> [DESCRIPTION OF THE TASK]
Copy each line exactly.

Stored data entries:

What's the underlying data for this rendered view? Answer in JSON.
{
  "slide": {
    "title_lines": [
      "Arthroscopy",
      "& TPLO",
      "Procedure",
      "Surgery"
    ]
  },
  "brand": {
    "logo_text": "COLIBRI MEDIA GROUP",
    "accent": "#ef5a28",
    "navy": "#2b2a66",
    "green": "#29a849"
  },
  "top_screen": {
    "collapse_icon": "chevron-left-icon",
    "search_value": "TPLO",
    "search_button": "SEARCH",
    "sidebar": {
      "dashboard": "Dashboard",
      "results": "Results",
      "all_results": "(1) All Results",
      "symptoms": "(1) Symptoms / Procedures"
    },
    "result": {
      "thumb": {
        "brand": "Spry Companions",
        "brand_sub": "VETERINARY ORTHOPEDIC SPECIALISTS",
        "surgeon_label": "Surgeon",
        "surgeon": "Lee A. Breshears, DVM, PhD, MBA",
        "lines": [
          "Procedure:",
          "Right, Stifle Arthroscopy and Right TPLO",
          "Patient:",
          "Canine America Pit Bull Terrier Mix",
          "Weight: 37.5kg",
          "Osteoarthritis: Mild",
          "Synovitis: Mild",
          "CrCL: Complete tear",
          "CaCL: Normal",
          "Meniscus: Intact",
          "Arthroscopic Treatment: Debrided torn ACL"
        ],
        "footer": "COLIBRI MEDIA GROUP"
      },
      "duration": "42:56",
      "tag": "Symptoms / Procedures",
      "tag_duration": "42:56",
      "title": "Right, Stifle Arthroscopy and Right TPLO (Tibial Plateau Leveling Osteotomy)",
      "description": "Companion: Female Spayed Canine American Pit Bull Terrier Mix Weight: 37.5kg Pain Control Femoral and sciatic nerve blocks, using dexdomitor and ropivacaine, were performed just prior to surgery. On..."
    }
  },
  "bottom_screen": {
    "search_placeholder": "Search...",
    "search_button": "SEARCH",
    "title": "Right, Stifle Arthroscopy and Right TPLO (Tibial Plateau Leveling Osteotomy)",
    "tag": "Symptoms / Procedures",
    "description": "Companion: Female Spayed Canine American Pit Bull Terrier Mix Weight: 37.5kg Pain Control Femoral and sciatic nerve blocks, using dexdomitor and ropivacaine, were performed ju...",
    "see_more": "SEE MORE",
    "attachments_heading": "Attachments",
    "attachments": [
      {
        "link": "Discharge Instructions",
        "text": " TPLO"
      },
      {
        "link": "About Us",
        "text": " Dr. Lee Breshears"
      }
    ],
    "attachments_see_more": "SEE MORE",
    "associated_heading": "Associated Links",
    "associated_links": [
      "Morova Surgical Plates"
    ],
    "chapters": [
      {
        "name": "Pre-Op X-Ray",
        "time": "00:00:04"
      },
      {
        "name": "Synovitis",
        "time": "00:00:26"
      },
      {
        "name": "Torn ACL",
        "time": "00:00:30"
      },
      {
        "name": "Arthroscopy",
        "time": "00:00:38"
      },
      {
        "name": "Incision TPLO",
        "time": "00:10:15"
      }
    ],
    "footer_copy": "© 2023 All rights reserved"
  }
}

> [THE ANSWER]
What's the underlying data for this rendered view? Answer in JSON.
{
  "slide": {
    "title_lines": [
      "Arthroscopy",
      "& TPLO",
      "Procedure",
      "Surgery"
    ]
  },
  "brand": {
    "logo_text": "COLIBRI MEDIA GROUP",
    "accent": "#ef5a28",
    "navy": "#2b2a66",
    "green": "#29a849"
  },
  "top_screen": {
    "collapse_icon": "chevron-left-icon",
    "search_value": "TPLO",
    "search_button": "SEARCH",
    "sidebar": {
      "dashboard": "Dashboard",
      "results": "Results",
      "all_results": "(1) All Results",
      "symptoms": "(1) Symptoms / Procedures"
    },
    "result": {
      "thumb": {
        "brand": "Spry Companions",
        "brand_sub": "VETERINARY ORTHOPEDIC SPECIALISTS",
        "surgeon_label": "Surgeon",
        "surgeon": "Lee A. Breshears, DVM, PhD, MBA",
        "lines": [
          "Procedure:",
          "Right, Stifle Arthroscopy and Right TPLO",
          "Patient:",
          "Canine America Pit Bull Terrier Mix",
          "Weight: 37.5kg",
          "Osteoarthritis: Mild",
          "Synovitis: Mild",
          "CrCL: Complete tear",
          "CaCL: Normal",
          "Meniscus: Intact",
          "Arthroscopic Treatment: Debrided torn ACL"
        ],
        "footer": "COLIBRI MEDIA GROUP"
      },
      "duration": "42:56",
      "tag": "Symptoms / Procedures",
      "tag_duration": "42:56",
      "title": "Right, Stifle Arthroscopy and Right TPLO (Tibial Plateau Leveling Osteotomy)",
      "description": "Companion: Female Spayed Canine American Pit Bull Terrier Mix Weight: 37.5kg Pain Control Femoral and sciatic nerve blocks, using dexdomitor and ropivacaine, were performed just prior to surgery. On..."
    }
  },
  "bottom_screen": {
    "search_placeholder": "Search...",
    "search_button": "SEARCH",
    "title": "Right, Stifle Arthroscopy and Right TPLO (Tibial Plateau Leveling Osteotomy)",
    "tag": "Symptoms / Procedures",
    "description": "Companion: Female Spayed Canine American Pit Bull Terrier Mix Weight: 37.5kg Pain Control Femoral and sciatic nerve blocks, using dexdomitor and ropivacaine, were performed ju...",
    "see_more": "SEE MORE",
    "attachments_heading": "Attachments",
    "attachments": [
      {
        "link": "Discharge Instructions",
        "text": " TPLO"
      },
      {
        "link": "About Us",
        "text": " Dr. Lee Breshears"
      }
    ],
    "attachments_see_more": "SEE MORE",
    "associated_heading": "Associated Links",
    "associated_links": [
      "Morova Surgical Plates"
    ],
    "chapters": [
      {
        "name": "Pre-Op X-Ray",
        "time": "00:00:04"
      },
      {
        "name": "Synovitis",
        "time": "00:00:26"
      },
      {
        "name": "Torn ACL",
        "time": "00:00:30"
      },
      {
        "name": "Arthroscopy",
        "time": "00:00:38"
      },
      {
        "name": "Incision TPLO",
        "time": "00:10:15"
      }
    ],
    "footer_copy": "© 2023 All rights reserved"
  }
}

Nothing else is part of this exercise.